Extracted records
..............................
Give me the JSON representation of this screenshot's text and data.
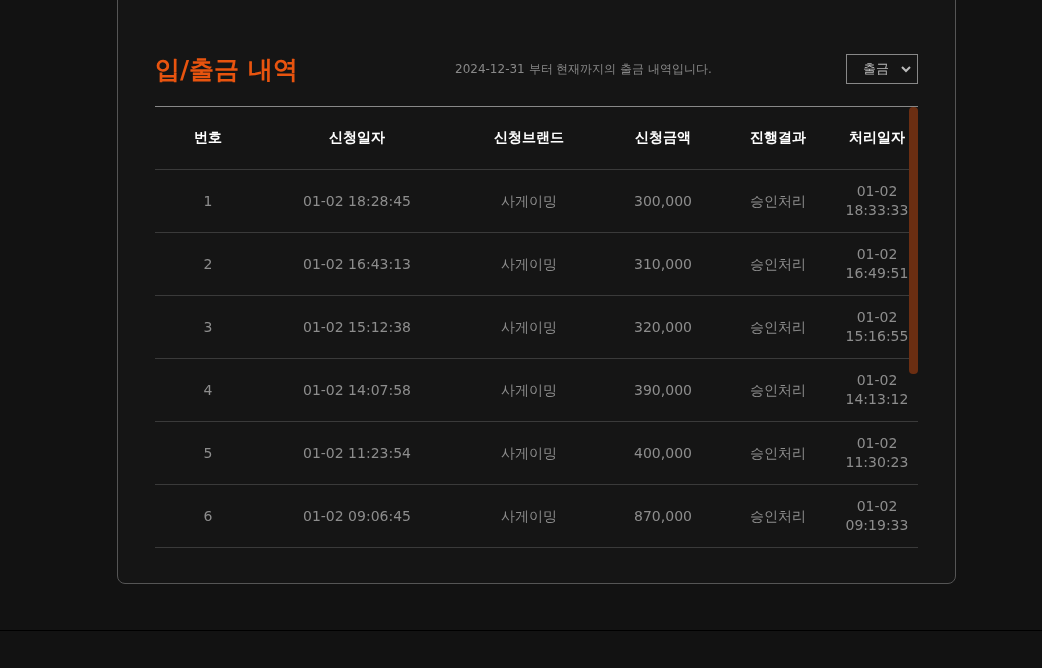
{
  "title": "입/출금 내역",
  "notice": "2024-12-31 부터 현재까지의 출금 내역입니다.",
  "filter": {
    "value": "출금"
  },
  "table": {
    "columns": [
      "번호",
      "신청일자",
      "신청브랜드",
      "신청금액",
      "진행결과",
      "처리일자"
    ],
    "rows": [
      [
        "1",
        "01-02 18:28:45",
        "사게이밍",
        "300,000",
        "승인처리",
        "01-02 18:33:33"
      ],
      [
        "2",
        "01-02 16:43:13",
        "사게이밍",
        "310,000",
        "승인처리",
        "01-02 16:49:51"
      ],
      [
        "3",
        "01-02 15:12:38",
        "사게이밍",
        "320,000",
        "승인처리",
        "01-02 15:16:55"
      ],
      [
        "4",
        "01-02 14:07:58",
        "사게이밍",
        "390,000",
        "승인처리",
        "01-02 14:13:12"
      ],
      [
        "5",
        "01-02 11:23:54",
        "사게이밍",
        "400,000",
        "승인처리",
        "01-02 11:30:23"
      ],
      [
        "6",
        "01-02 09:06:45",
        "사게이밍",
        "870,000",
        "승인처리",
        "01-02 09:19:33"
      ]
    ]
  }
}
..............................
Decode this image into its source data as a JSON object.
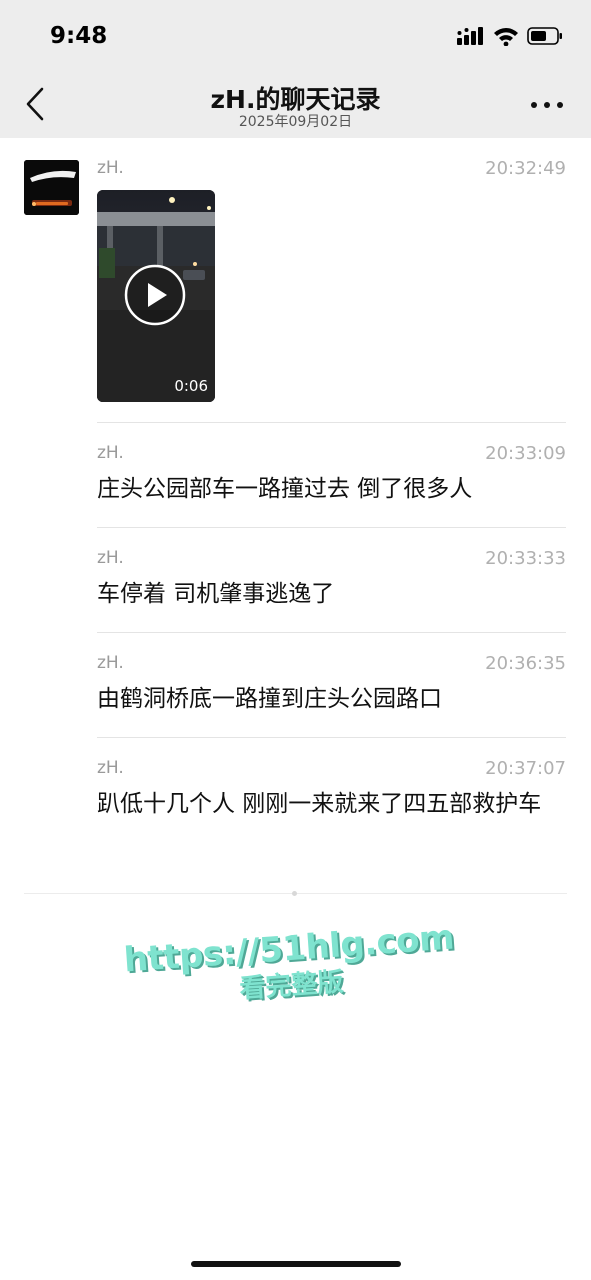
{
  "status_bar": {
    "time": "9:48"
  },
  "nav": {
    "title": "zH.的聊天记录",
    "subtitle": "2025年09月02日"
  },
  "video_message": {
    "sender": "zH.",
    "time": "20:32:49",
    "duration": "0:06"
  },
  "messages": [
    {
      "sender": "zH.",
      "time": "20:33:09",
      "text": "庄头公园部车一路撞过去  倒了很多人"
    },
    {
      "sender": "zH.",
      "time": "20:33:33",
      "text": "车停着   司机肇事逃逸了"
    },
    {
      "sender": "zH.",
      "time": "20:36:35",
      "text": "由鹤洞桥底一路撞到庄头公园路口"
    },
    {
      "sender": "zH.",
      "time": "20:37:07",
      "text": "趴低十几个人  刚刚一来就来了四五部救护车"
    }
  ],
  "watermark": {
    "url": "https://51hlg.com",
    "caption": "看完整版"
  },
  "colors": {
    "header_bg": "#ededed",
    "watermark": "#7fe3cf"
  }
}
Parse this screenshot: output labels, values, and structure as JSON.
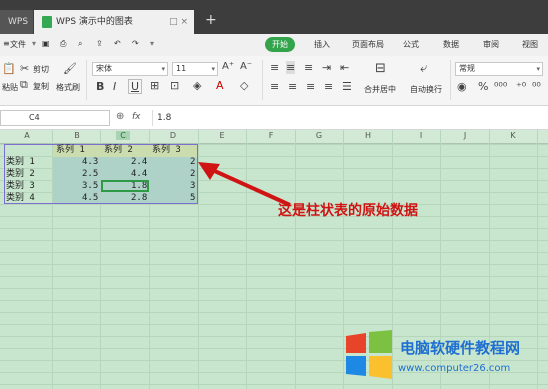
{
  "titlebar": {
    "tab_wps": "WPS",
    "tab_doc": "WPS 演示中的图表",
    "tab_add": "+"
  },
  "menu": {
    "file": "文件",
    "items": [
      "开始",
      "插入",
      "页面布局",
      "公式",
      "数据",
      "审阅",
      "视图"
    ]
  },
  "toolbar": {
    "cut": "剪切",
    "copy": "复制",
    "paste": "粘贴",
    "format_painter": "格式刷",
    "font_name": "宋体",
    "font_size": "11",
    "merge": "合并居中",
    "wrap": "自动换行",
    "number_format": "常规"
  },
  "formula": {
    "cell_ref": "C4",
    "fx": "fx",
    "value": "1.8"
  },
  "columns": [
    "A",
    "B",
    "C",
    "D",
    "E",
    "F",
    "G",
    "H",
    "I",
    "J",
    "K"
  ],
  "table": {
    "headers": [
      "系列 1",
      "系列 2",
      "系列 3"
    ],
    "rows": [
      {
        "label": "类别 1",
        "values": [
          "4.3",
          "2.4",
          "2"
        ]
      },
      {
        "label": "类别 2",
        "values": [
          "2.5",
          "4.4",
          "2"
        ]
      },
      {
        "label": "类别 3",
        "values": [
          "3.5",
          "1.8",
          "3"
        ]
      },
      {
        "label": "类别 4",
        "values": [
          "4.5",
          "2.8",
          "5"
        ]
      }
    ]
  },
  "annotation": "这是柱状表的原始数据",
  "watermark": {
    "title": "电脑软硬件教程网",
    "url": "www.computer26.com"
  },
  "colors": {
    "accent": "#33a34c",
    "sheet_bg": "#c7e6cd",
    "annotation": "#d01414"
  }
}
..............................
Copy out every line from the records that has the word "JSON".

=== Exercise solution ===
Give me the JSON representation of this screenshot's text and data.
Decode this image into its source data as a JSON object.
Parse this screenshot: output labels, values, and structure as JSON.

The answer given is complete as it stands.